Aufgabe A. Ermittle in den Einträgen unten jede Zeile, die die Zeichenfolge „line“ enthält, und gib diese Zeilen vollständig wieder.

Extrahierter Text.
=-=-=

Ich tendiere zum Gigabyte 970a-ud3. Denke für OC-geschichten ist das ganz gut oder, bzw. lohnt sich der Mehrpreis im Gegensatz zum Asrock (Qualität, Haltbarkeit, OC-Ergebnisse,...)?


----------



## Rolk (22. Oktober 2012)

*AW: MSI 970A-g46 gute Wahl oder abrauch gefährdet?*

Das MSI 970A-g46 bietet SLI unterstützung. In der Preisklasse ist das schon ein Alleinstellungsmerkmal. Sehr oft abgeraucht ist angeblich der Vorgänger g45. MSI wird hoffentlich entsprechend nachgebessert haben, aber konkretes weis ich auch nicht. 
*
*


----------



## coroc (22. Oktober 2012)

*AW: MSI 970A-g46 gute Wahl oder abrauch gefährdet?*

Also, ich hab das UD3.  Ich sag mal bis 4GHz nehmen sich die Boards nicht, wobei Gigabyte hitzbeständigere Wandler verbaut. Ich würde das UD3 nehmen, allerdibngs hat das AsRock ein UEFI, das Gigabyte hat das klassiche Bios


----------



## Gast20140625 (22. Oktober 2012)

*AW: MSI 970A-g46 gute Wahl oder abrauch gefährdet?*



coroc schrieb:


> Also, ich hab das UD3.  Ich sag mal bis 4GHz nehmen sich die Boards nicht, wobei Gigabyte hitzbeständigere Wandler verbaut. Ich würde das UD3 nehmen, allerdibngs hat das AsRock ein UEFI, das Gigabyte hat das klassiche Bios



 Empfinde ich aber nicht als Nachteil. Ich find mein klassisches BIOS viel übersichtlicher als das UEFI bei meinem Bruder. (Ist jetzt nur ne persönliche Meinung)
Ich hab auch mal was gelesen, dass das beim Gigabyte eigentlich kein richtiges BIOS mehr ist, sondern eigentlich UEFI mir BIOS Oberfläche. Ob das Stimmt:


----------



## coroc (22. Oktober 2012)

*AW: MSI 970A-g46 gute Wahl oder abrauch gefährdet?*

Ich find das Bios auch besser. Ich brauch doch keinen Mauszeiger und was grafisch aufgemotztes. 

Ein paar Zahlen kann man schlie0ßlich auch mit der Tasta verändern


----------



## Research (22. Oktober 2012)

*AW: MSI 970A-g46 gute Wahl oder abrauch gefährdet?*

BIOS geht auf jedem Bildschirm richtig.


----------

=-=-=

Bereitgestellte Einträge.
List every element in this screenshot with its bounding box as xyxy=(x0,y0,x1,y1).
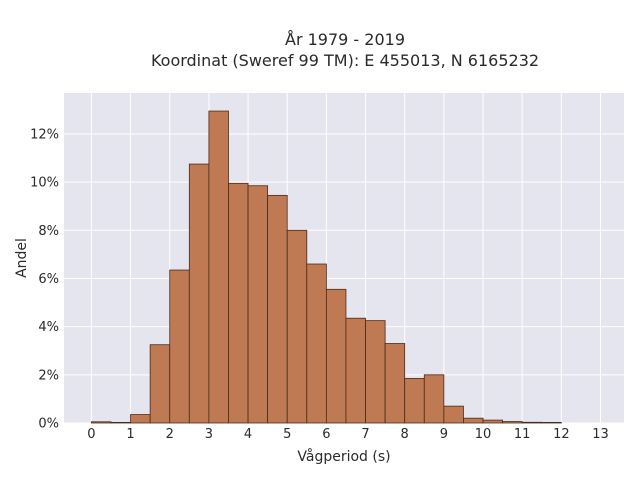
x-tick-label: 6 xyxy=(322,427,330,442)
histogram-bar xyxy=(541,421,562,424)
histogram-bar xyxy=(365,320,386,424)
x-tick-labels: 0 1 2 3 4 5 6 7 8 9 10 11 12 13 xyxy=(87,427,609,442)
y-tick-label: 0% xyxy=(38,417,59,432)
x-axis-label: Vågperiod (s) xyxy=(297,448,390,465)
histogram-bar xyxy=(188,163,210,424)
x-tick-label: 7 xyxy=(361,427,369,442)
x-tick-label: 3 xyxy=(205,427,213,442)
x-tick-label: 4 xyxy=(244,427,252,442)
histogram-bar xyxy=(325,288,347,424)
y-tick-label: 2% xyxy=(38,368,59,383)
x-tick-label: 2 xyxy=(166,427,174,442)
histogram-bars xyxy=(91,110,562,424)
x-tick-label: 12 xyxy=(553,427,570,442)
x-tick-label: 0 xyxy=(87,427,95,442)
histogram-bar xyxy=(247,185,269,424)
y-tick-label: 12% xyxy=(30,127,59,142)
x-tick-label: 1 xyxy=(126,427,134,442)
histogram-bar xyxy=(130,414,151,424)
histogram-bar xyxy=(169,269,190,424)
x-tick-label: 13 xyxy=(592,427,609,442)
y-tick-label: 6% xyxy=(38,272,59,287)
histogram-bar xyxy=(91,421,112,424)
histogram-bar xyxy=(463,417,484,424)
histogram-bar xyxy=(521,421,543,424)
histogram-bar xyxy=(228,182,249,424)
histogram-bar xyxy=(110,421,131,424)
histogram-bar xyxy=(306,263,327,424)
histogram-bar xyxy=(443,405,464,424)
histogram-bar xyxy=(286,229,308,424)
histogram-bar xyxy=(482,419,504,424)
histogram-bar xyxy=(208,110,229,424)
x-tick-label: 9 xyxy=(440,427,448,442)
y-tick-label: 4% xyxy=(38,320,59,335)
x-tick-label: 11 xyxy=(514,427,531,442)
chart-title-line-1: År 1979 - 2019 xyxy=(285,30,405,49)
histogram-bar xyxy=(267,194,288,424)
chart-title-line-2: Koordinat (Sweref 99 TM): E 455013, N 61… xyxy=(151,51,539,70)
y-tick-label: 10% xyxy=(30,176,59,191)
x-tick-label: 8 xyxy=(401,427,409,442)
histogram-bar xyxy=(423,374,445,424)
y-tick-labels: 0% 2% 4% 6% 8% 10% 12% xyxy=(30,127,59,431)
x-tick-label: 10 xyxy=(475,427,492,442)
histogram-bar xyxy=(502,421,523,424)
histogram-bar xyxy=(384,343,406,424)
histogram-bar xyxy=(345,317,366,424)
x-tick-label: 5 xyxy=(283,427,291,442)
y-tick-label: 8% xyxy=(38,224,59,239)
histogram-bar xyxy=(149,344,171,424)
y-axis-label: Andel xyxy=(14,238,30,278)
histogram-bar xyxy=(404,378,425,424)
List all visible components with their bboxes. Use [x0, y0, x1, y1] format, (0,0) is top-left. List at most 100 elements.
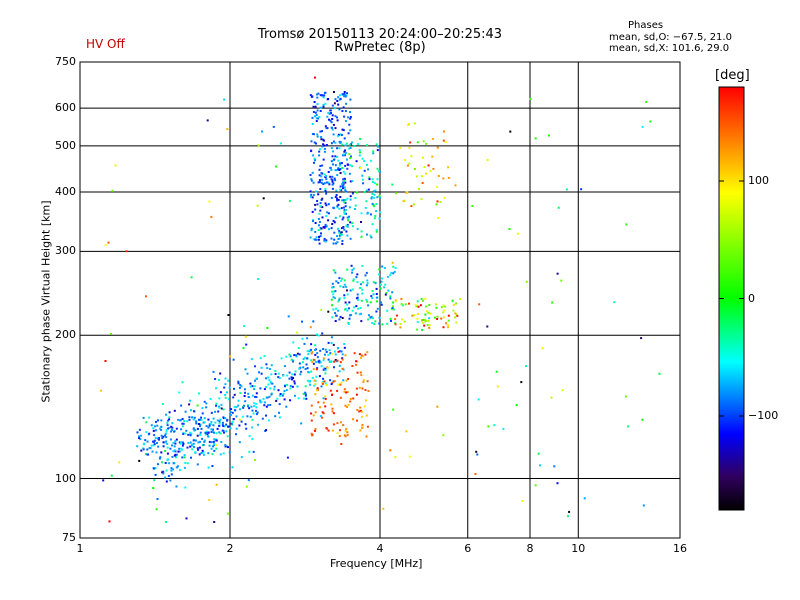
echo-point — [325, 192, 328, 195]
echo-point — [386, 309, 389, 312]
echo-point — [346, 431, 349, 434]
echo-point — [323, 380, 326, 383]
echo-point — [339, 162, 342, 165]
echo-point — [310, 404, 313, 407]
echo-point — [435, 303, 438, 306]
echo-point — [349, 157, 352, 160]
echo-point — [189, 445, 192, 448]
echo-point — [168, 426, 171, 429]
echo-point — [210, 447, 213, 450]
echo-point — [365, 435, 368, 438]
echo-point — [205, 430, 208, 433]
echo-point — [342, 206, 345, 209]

=-=-=

Aufgabe B. Gib aus der Diskussion über Mainboards oben den Abschnitt von „Ich tendiere zum“ bis „ich auch nicht.“ wortgetreu wieder.

Lösung A.
chart-title-line-1: År 1979 - 2019 xyxy=(285,30,405,49)
chart-title-line-2: Koordinat (Sweref 99 TM): E 455013, N 61… xyxy=(151,51,539,70)

Lösung B.
Ich tendiere zum Gigabyte 970a-ud3. Denke für OC-geschichten ist das ganz gut oder, bzw. lohnt sich der Mehrpreis im Gegensatz zum Asrock (Qualität, Haltbarkeit, OC-Ergebnisse,...)?


----------



## Rolk (22. Oktober 2012)

*AW: MSI 970A-g46 gute Wahl oder abrauch gefährdet?*

Das MSI 970A-g46 bietet SLI unterstützung. In der Preisklasse ist das schon ein Alleinstellungsmerkmal. Sehr oft abgeraucht ist angeblich der Vorgänger g45. MSI wird hoffentlich entsprechend nachgebessert haben, aber konkretes weis ich auch nicht.